— Exercise —
Your task is to repeat the lines below exactly, excluding any pictures they contain.

— Records provided —

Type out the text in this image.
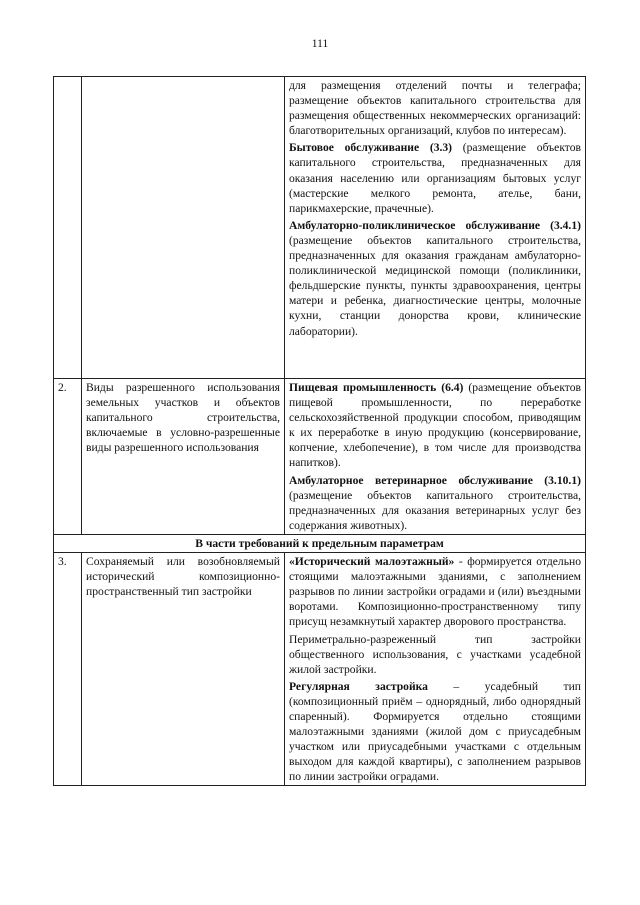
111

		для размещения отделений почты и телеграфа; размещение объектов капитального строительства для размещения общественных некоммерческих организаций: благотворительных организаций, клубов по интересам).

Бытовое обслуживание (3.3) (размещение объектов капитального строительства, предназначенных для оказания населению или организациям бытовых услуг (мастерские мелкого ремонта, ателье, бани, парикмахерские, прачечные).

Амбулаторно-поликлиническое обслуживание (3.4.1) (размещение объектов капитального строительства, предназначенных для оказания гражданам амбулаторно-поликлинической медицинской помощи (поликлиники, фельдшерские пункты, пункты здравоохранения, центры матери и ребенка, диагностические центры, молочные кухни, станции донорства крови, клинические лаборатории).

2.	Виды разрешенного использования земельных участков и объектов капитального строительства, включаемые в условно-разрешенные виды разрешенного использования	Пищевая промышленность (6.4) (размещение объектов пищевой промышленности, по переработке сельскохозяйственной продукции способом, приводящим к их переработке в иную продукцию (консервирование, копчение, хлебопечение), в том числе для производства напитков).

Амбулаторное ветеринарное обслуживание (3.10.1) (размещение объектов капитального строительства, предназначенных для оказания ветеринарных услуг без содержания животных).

В части требований к предельным параметрам		
3.	Сохраняемый или возобновляемый исторический композиционно-пространственный тип застройки	«Исторический малоэтажный» - формируется отдельно стоящими малоэтажными зданиями, с заполнением разрывов по линии застройки оградами и (или) въездными воротами. Композиционно-пространственному типу присущ незамкнутый характер дворового пространства.

Периметрально-разреженный тип застройки общественного использования, с участками усадебной жилой застройки.

Регулярная застройка – усадебный тип (композиционный приём – однорядный, либо однорядный спаренный). Формируется отдельно стоящими малоэтажными зданиями (жилой дом с приусадебным участком или приусадебными участками с отдельным выходом для каждой квартиры), с заполнением разрывов по линии застройки оградами.
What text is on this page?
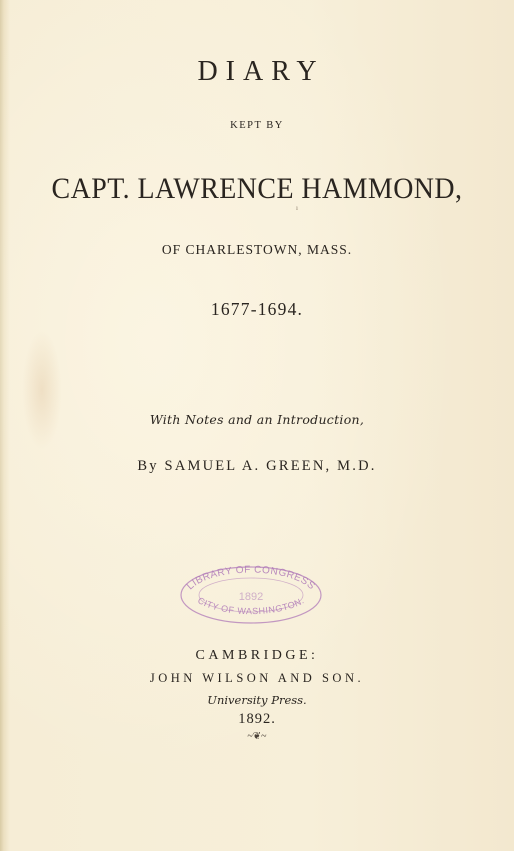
DIARY
KEPT BY
CAPT. LAWRENCE HAMMOND,
ı
OF CHARLESTOWN, MASS.
1677-1694.
With Notes and an Introduction,
By SAMUEL A. GREEN, M.D.
LIBRARY OF CONGRESS
1892
CITY OF WASHINGTON.
CAMBRIDGE:
JOHN WILSON AND SON.
University Press.
1892.
~❦~
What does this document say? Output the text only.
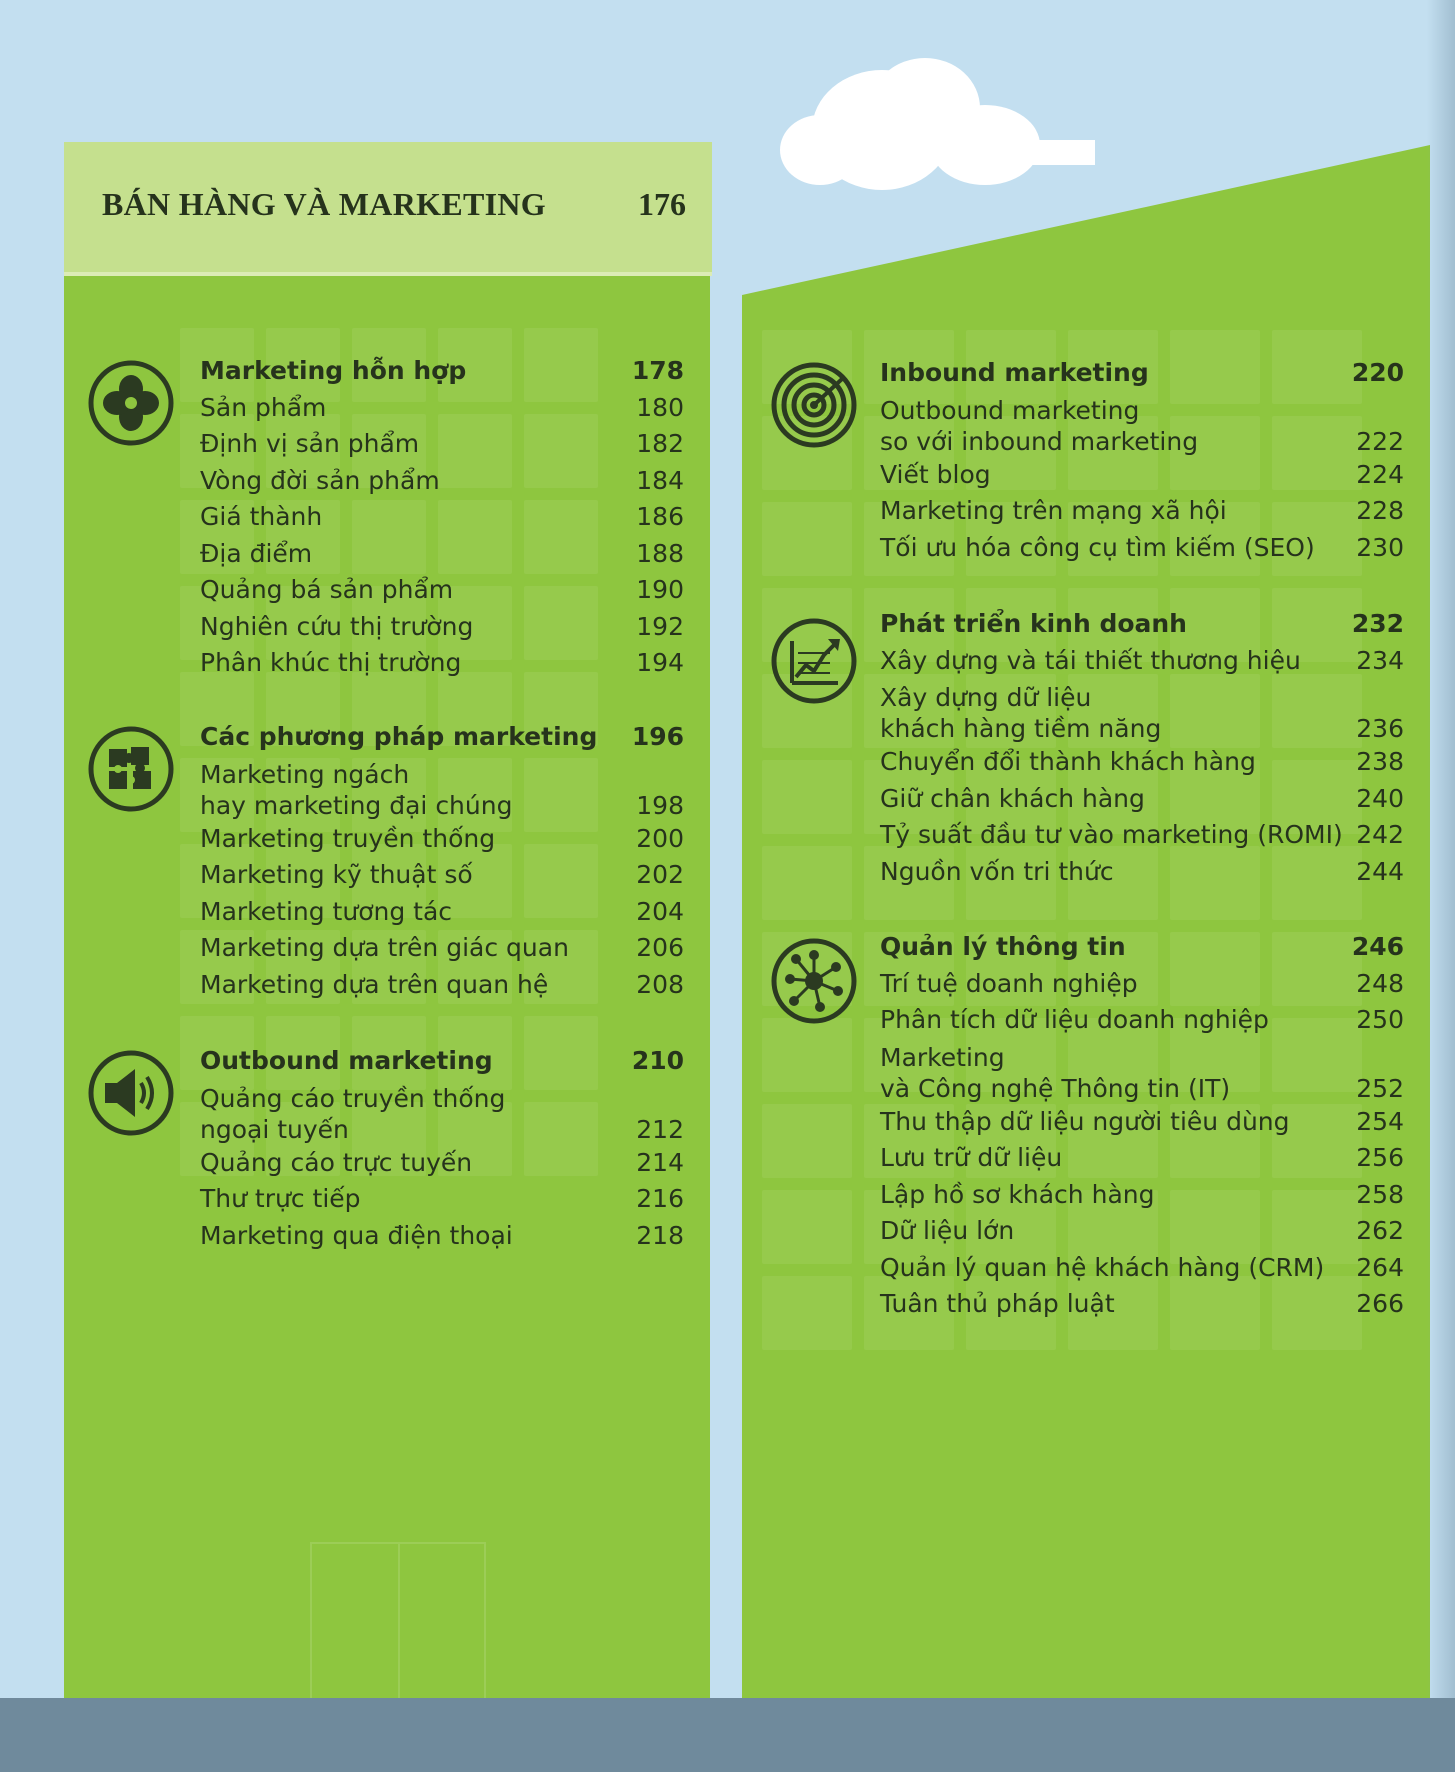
BÁN HÀNG VÀ MARKETING	176
Marketing hỗn hợp	178
Sản phẩm	180
Định vị sản phẩm	182
Vòng đời sản phẩm	184
Giá thành	186
Địa điểm	188
Quảng bá sản phẩm	190
Nghiên cứu thị trường	192
Phân khúc thị trường	194
Các phương pháp marketing	196
Marketing ngách
hay marketing đại chúng	198
Marketing truyền thống	200
Marketing kỹ thuật số	202
Marketing tương tác	204
Marketing dựa trên giác quan	206
Marketing dựa trên quan hệ	208
Outbound marketing	210
Quảng cáo truyền thống
ngoại tuyến	212
Quảng cáo trực tuyến	214
Thư trực tiếp	216
Marketing qua điện thoại	218
Inbound marketing	220
Outbound marketing
so với inbound marketing	222
Viết blog	224
Marketing trên mạng xã hội	228
Tối ưu hóa công cụ tìm kiếm (SEO)	230
Phát triển kinh doanh	232
Xây dựng và tái thiết thương hiệu	234
Xây dựng dữ liệu
khách hàng tiềm năng	236
Chuyển đổi thành khách hàng	238
Giữ chân khách hàng	240
Tỷ suất đầu tư vào marketing (ROMI) 242
Nguồn vốn tri thức	244
Quản lý thông tin	246
Trí tuệ doanh nghiệp	248
Phân tích dữ liệu doanh nghiệp	250
Marketing
và Công nghệ Thông tin (IT)	252
Thu thập dữ liệu người tiêu dùng	254
Lưu trữ dữ liệu	256
Lập hồ sơ khách hàng	258
Dữ liệu lớn	262
Quản lý quan hệ khách hàng (CRM)	264
Tuân thủ pháp luật	266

— Completed exercise —
Type out the text in this image.
111

		для размещения отделений почты и телеграфа; размещение объектов капитального строительства для размещения общественных некоммерческих организаций: благотворительных организаций, клубов по интересам).

Бытовое обслуживание (3.3) (размещение объектов капитального строительства, предназначенных для оказания населению или организациям бытовых услуг (мастерские мелкого ремонта, ателье, бани, парикмахерские, прачечные).

Амбулаторно-поликлиническое обслуживание (3.4.1) (размещение объектов капитального строительства, предназначенных для оказания гражданам амбулаторно-поликлинической медицинской помощи (поликлиники, фельдшерские пункты, пункты здравоохранения, центры матери и ребенка, диагностические центры, молочные кухни, станции донорства крови, клинические лаборатории).

2.	Виды разрешенного использования земельных участков и объектов капитального строительства, включаемые в условно-разрешенные виды разрешенного использования	Пищевая промышленность (6.4) (размещение объектов пищевой промышленности, по переработке сельскохозяйственной продукции способом, приводящим к их переработке в иную продукцию (консервирование, копчение, хлебопечение), в том числе для производства напитков).

Амбулаторное ветеринарное обслуживание (3.10.1) (размещение объектов капитального строительства, предназначенных для оказания ветеринарных услуг без содержания животных).

В части требований к предельным параметрам		
3.	Сохраняемый или возобновляемый исторический композиционно-пространственный тип застройки	«Исторический малоэтажный» - формируется отдельно стоящими малоэтажными зданиями, с заполнением разрывов по линии застройки оградами и (или) въездными воротами. Композиционно-пространственному типу присущ незамкнутый характер дворового пространства.

Периметрально-разреженный тип застройки общественного использования, с участками усадебной жилой застройки.

Регулярная застройка – усадебный тип (композиционный приём – однорядный, либо однорядный спаренный). Формируется отдельно стоящими малоэтажными зданиями (жилой дом с приусадебным участком или приусадебными участками с отдельным выходом для каждой квартиры), с заполнением разрывов по линии застройки оградами.
What text is on this page?
DIARY
KEPT BY
CAPT. LAWRENCE HAMMOND,
ı
OF CHARLESTOWN, MASS.
1677-1694.
With Notes and an Introduction,
By SAMUEL A. GREEN, M.D.
LIBRARY OF CONGRESS
1892
CITY OF WASHINGTON.
CAMBRIDGE:
JOHN WILSON AND SON.
University Press.
1892.
~❦~
What does this document say? Output the text only.
BÁN HÀNG VÀ MARKETING	176
Marketing hỗn hợp	178
Sản phẩm	180
Định vị sản phẩm	182
Vòng đời sản phẩm	184
Giá thành	186
Địa điểm	188
Quảng bá sản phẩm	190
Nghiên cứu thị trường	192
Phân khúc thị trường	194
Các phương pháp marketing	196
Marketing ngách
hay marketing đại chúng	198
Marketing truyền thống	200
Marketing kỹ thuật số	202
Marketing tương tác	204
Marketing dựa trên giác quan	206
Marketing dựa trên quan hệ	208
Outbound marketing	210
Quảng cáo truyền thống
ngoại tuyến	212
Quảng cáo trực tuyến	214
Thư trực tiếp	216
Marketing qua điện thoại	218
Inbound marketing	220
Outbound marketing
so với inbound marketing	222
Viết blog	224
Marketing trên mạng xã hội	228
Tối ưu hóa công cụ tìm kiếm (SEO)	230
Phát triển kinh doanh	232
Xây dựng và tái thiết thương hiệu	234
Xây dựng dữ liệu
khách hàng tiềm năng	236
Chuyển đổi thành khách hàng	238
Giữ chân khách hàng	240
Tỷ suất đầu tư vào marketing (ROMI) 242
Nguồn vốn tri thức	244
Quản lý thông tin	246
Trí tuệ doanh nghiệp	248
Phân tích dữ liệu doanh nghiệp	250
Marketing
và Công nghệ Thông tin (IT)	252
Thu thập dữ liệu người tiêu dùng	254
Lưu trữ dữ liệu	256
Lập hồ sơ khách hàng	258
Dữ liệu lớn	262
Quản lý quan hệ khách hàng (CRM)	264
Tuân thủ pháp luật	266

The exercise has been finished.